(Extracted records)
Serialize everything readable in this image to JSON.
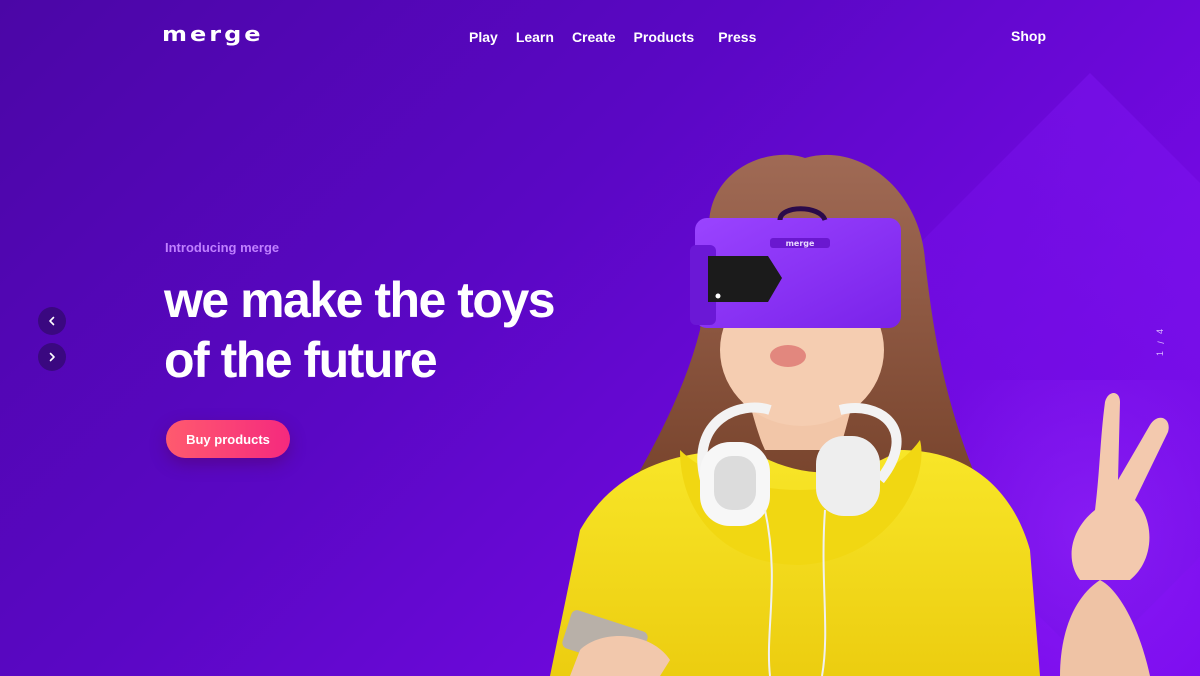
{
  "header": {
    "logo": "merge",
    "nav": [
      "Play",
      "Learn",
      "Create",
      "Products",
      "Press"
    ],
    "shop": "Shop"
  },
  "hero": {
    "intro": "Introducing merge",
    "headline_line1": "we make the toys",
    "headline_line2": "of the future",
    "cta": "Buy products"
  },
  "slider": {
    "current": "1",
    "separator": "/",
    "total": "4",
    "prev_icon": "chevron-left-icon",
    "next_icon": "chevron-right-icon"
  },
  "headset_logo": "merge",
  "colors": {
    "background": "#5a07c4",
    "accent_start": "#ff5b6e",
    "accent_end": "#f5297e",
    "intro_text": "#c080ff",
    "headset": "#8b2cf5",
    "sweater": "#f6e01a"
  }
}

Task description → Every entry above needs to be retyped exactly; drop the pictures.

Answer for this exercise →
Serialize everything readable in this image to JSON.
{
  "header": {
    "logo": "merge",
    "nav": [
      "Play",
      "Learn",
      "Create",
      "Products",
      "Press"
    ],
    "shop": "Shop"
  },
  "hero": {
    "intro": "Introducing merge",
    "headline_line1": "we make the toys",
    "headline_line2": "of the future",
    "cta": "Buy products"
  },
  "slider": {
    "current": "1",
    "separator": "/",
    "total": "4",
    "prev_icon": "chevron-left-icon",
    "next_icon": "chevron-right-icon"
  },
  "headset_logo": "merge",
  "colors": {
    "background": "#5a07c4",
    "accent_start": "#ff5b6e",
    "accent_end": "#f5297e",
    "intro_text": "#c080ff",
    "headset": "#8b2cf5",
    "sweater": "#f6e01a"
  }
}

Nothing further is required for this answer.